Rewrite the data as a numbered list, starting at the line with "series-line-avg.-pol. bbox=[75, 174, 783, 210]" and ending with the line with "series-lines bbox=[75, 141, 783, 240]", both included. Skip any blank lines.

= Records excerpted from a collection =
----

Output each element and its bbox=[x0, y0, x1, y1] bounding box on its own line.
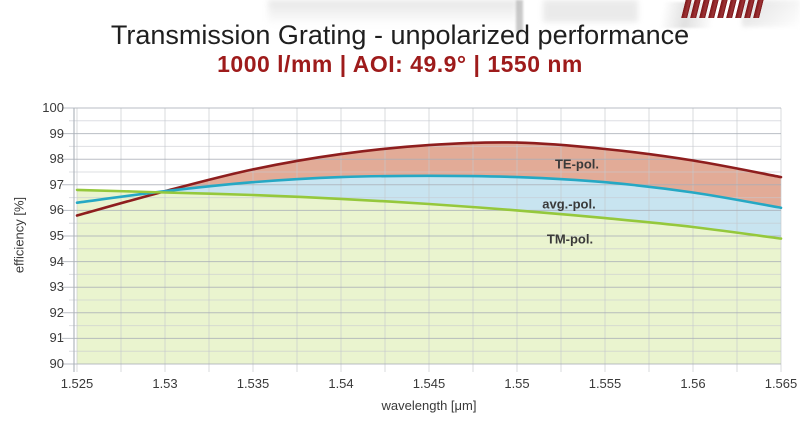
series-line-avg.-pol. bbox=[75, 174, 783, 210]
y-tick-label: 94 bbox=[49, 253, 64, 269]
series-label-avg-pol: avg.-pol. bbox=[542, 196, 596, 212]
y-tick-label: 95 bbox=[49, 228, 64, 243]
series-label-tm-pol: TM-pol. bbox=[546, 231, 594, 247]
y-tick-label: 91 bbox=[49, 330, 64, 346]
x-tick-label: 1.565 bbox=[764, 376, 798, 391]
y-tick-label: 99 bbox=[49, 125, 64, 141]
x-tick-label: 1.535 bbox=[236, 376, 270, 391]
y-tick-label: 90 bbox=[49, 356, 64, 371]
x-tick-label: 1.53 bbox=[152, 376, 178, 391]
gridlines bbox=[62, 107, 782, 372]
series-line-TM-pol. bbox=[75, 188, 783, 240]
x-tick-label: 1.525 bbox=[60, 376, 94, 391]
y-axis-title: efficiency [%] bbox=[11, 196, 27, 274]
x-axis-title: wavelength [μm] bbox=[381, 398, 477, 413]
y-tick-label: 96 bbox=[49, 202, 64, 218]
page-subtitle: 1000 l/mm | AOI: 49.9° | 1550 nm bbox=[217, 51, 583, 77]
y-tick-label: 97 bbox=[49, 176, 64, 192]
x-tick-label: 1.55 bbox=[504, 376, 530, 391]
series-lines bbox=[75, 141, 783, 240]
series-line-TE-pol. bbox=[75, 141, 783, 217]
page-title: Transmission Grating - unpolarized perfo… bbox=[110, 20, 690, 50]
x-tick-label: 1.56 bbox=[680, 376, 706, 391]
x-tick-label: 1.54 bbox=[328, 376, 354, 391]
x-tick-label: 1.545 bbox=[412, 376, 446, 391]
y-tick-label: 98 bbox=[49, 151, 64, 167]
y-tick-label: 92 bbox=[49, 304, 64, 320]
y-tick-label: 93 bbox=[49, 279, 64, 295]
y-tick-label: 100 bbox=[42, 100, 64, 115]
x-tick-label: 1.555 bbox=[588, 376, 622, 391]
series-label-te-pol: TE-pol. bbox=[554, 156, 600, 172]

----

= RESULT OF THIS TASK =
1. series-line-avg.-pol. bbox=[75, 174, 783, 210]
2. y-tick-label: 94 bbox=[49, 253, 64, 269]
3. series-label-avg-pol: avg.-pol. bbox=[542, 196, 596, 212]
4. y-tick-label: 95 bbox=[49, 228, 64, 243]
5. series-label-tm-pol: TM-pol. bbox=[546, 231, 594, 247]
6. y-tick-label: 91 bbox=[49, 330, 64, 346]
7. x-tick-label: 1.565 bbox=[764, 376, 798, 391]
8. y-tick-label: 99 bbox=[49, 125, 64, 141]
9. x-tick-label: 1.535 bbox=[236, 376, 270, 391]
10. y-tick-label: 90 bbox=[49, 356, 64, 371]
11. x-tick-label: 1.53 bbox=[152, 376, 178, 391]
12. gridlines bbox=[62, 107, 782, 372]
13. series-line-TM-pol. bbox=[75, 188, 783, 240]
14. x-tick-label: 1.525 bbox=[60, 376, 94, 391]
15. y-axis-title: efficiency [%] bbox=[11, 196, 27, 274]
16. x-axis-title: wavelength [μm] bbox=[381, 398, 477, 413]
17. y-tick-label: 96 bbox=[49, 202, 64, 218]
18. page-subtitle: 1000 l/mm | AOI: 49.9° | 1550 nm bbox=[217, 51, 583, 77]
19. y-tick-label: 97 bbox=[49, 176, 64, 192]
20. x-tick-label: 1.55 bbox=[504, 376, 530, 391]
21. series-lines bbox=[75, 141, 783, 240]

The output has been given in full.